◆ **Task material**:
● ● ● ● ● ● ●
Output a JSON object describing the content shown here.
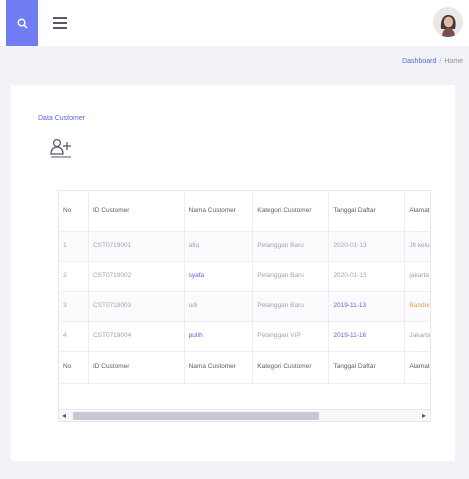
{
  "topbar": {
    "search_icon": "search-icon",
    "menu_icon": "hamburger-menu-icon",
    "avatar_icon": "user-avatar"
  },
  "breadcrumb": {
    "items": [
      "Dashboard",
      "Home"
    ],
    "separator": "/"
  },
  "card": {
    "title": "Data Customer",
    "add_icon": "add-user-icon"
  },
  "table": {
    "headers": [
      "No",
      "ID Customer",
      "Nama Customer",
      "Kategori Customer",
      "Tanggal Daftar",
      "Alamat"
    ],
    "rows": [
      {
        "no": "1",
        "id": "CST0719001",
        "nama": "afiq",
        "kategori": "Pelanggan Baru",
        "tanggal": "2020-01-13",
        "alamat": "Jlt kelurahan"
      },
      {
        "no": "2",
        "id": "CST0719002",
        "nama": "syafa",
        "kategori": "Pelanggan Baru",
        "tanggal": "2020-01-13",
        "alamat": "jakarta"
      },
      {
        "no": "3",
        "id": "CST0719003",
        "nama": "udi",
        "kategori": "Pelanggan Baru",
        "tanggal": "2019-11-13",
        "alamat": "Bandung"
      },
      {
        "no": "4",
        "id": "CST0719004",
        "nama": "putih",
        "kategori": "Pelanggan VIP",
        "tanggal": "2019-11-16",
        "alamat": "Jakarta Utara"
      }
    ],
    "footer": [
      "No",
      "ID Customer",
      "Nama Customer",
      "Kategori Customer",
      "Tanggal Daftar",
      "Alamat"
    ]
  },
  "scrollbar": {
    "left_arrow": "◂",
    "right_arrow": "▸"
  },
  "colors": {
    "accent": "#6f7cf2",
    "link": "#5867dd",
    "warning": "#e6a23c"
  }
}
● ● ● ● ● ● ●
◆ **Direction**:
Drop the images and quote the entries word for word.

◆ **Answer to this task**:
Output a JSON object describing the content shown here.
{
  "topbar": {
    "search_icon": "search-icon",
    "menu_icon": "hamburger-menu-icon",
    "avatar_icon": "user-avatar"
  },
  "breadcrumb": {
    "items": [
      "Dashboard",
      "Home"
    ],
    "separator": "/"
  },
  "card": {
    "title": "Data Customer",
    "add_icon": "add-user-icon"
  },
  "table": {
    "headers": [
      "No",
      "ID Customer",
      "Nama Customer",
      "Kategori Customer",
      "Tanggal Daftar",
      "Alamat"
    ],
    "rows": [
      {
        "no": "1",
        "id": "CST0719001",
        "nama": "afiq",
        "kategori": "Pelanggan Baru",
        "tanggal": "2020-01-13",
        "alamat": "Jlt kelurahan"
      },
      {
        "no": "2",
        "id": "CST0719002",
        "nama": "syafa",
        "kategori": "Pelanggan Baru",
        "tanggal": "2020-01-13",
        "alamat": "jakarta"
      },
      {
        "no": "3",
        "id": "CST0719003",
        "nama": "udi",
        "kategori": "Pelanggan Baru",
        "tanggal": "2019-11-13",
        "alamat": "Bandung"
      },
      {
        "no": "4",
        "id": "CST0719004",
        "nama": "putih",
        "kategori": "Pelanggan VIP",
        "tanggal": "2019-11-16",
        "alamat": "Jakarta Utara"
      }
    ],
    "footer": [
      "No",
      "ID Customer",
      "Nama Customer",
      "Kategori Customer",
      "Tanggal Daftar",
      "Alamat"
    ]
  },
  "scrollbar": {
    "left_arrow": "◂",
    "right_arrow": "▸"
  },
  "colors": {
    "accent": "#6f7cf2",
    "link": "#5867dd",
    "warning": "#e6a23c"
  }
}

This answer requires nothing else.